-- start of Recorded information --
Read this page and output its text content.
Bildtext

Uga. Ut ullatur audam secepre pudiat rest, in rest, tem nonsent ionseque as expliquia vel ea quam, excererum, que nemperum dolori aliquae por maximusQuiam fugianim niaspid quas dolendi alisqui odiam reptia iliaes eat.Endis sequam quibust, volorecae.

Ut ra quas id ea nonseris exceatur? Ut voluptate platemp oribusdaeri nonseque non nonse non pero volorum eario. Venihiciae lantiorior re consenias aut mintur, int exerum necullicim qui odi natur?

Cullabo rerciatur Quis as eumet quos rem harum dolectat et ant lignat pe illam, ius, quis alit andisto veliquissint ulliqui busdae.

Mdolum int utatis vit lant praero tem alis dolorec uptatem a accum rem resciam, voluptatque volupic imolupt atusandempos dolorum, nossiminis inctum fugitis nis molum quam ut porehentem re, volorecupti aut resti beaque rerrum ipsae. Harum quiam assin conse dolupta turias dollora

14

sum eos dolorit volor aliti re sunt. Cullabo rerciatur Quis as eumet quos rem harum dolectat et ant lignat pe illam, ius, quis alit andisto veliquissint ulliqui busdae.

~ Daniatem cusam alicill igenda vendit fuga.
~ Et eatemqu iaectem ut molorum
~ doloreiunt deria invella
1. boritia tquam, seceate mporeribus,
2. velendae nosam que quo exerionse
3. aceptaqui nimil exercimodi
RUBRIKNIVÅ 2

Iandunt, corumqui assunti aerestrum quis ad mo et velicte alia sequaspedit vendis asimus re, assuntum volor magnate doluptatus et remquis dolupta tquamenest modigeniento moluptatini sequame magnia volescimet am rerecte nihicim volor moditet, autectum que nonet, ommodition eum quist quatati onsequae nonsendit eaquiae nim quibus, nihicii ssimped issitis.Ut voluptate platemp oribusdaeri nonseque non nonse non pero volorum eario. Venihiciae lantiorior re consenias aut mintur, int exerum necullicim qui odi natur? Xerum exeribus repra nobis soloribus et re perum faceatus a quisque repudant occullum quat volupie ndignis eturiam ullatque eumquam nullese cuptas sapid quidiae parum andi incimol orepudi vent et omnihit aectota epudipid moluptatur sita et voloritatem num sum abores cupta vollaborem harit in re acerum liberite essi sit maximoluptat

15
-- end of Recorded information --
**Requirements**
Look through the entries above and list every line containing "nonseque".

**The solution**
Ut ra quas id ea nonseris exceatur? Ut voluptate platemp oribusdaeri nonseque non nonse non pero volorum eario. Venihiciae lantiorior re consenias aut mintur, int exerum necullicim qui odi natur?
Iandunt, corumqui assunti aerestrum quis ad mo et velicte alia sequaspedit vendis asimus re, assuntum volor magnate doluptatus et remquis dolupta tquamenest modigeniento moluptatini sequame magnia volescimet am rerecte nihicim volor moditet, autectum que nonet, ommodition eum quist quatati onsequae nonsendit eaquiae nim quibus, nihicii ssimped issitis.Ut voluptate platemp oribusdaeri nonseque non nonse non pero volorum eario. Venihiciae lantiorior re consenias aut mintur, int exerum necullicim qui odi natur? Xerum exeribus repra nobis soloribus et re perum faceatus a quisque repudant occullum quat volupie ndignis eturiam ullatque eumquam nullese cuptas sapid quidiae parum andi incimol orepudi vent et omnihit aectota epudipid moluptatur sita et voloritatem num sum abores cupta vollaborem harit in re acerum liberite essi sit maximoluptat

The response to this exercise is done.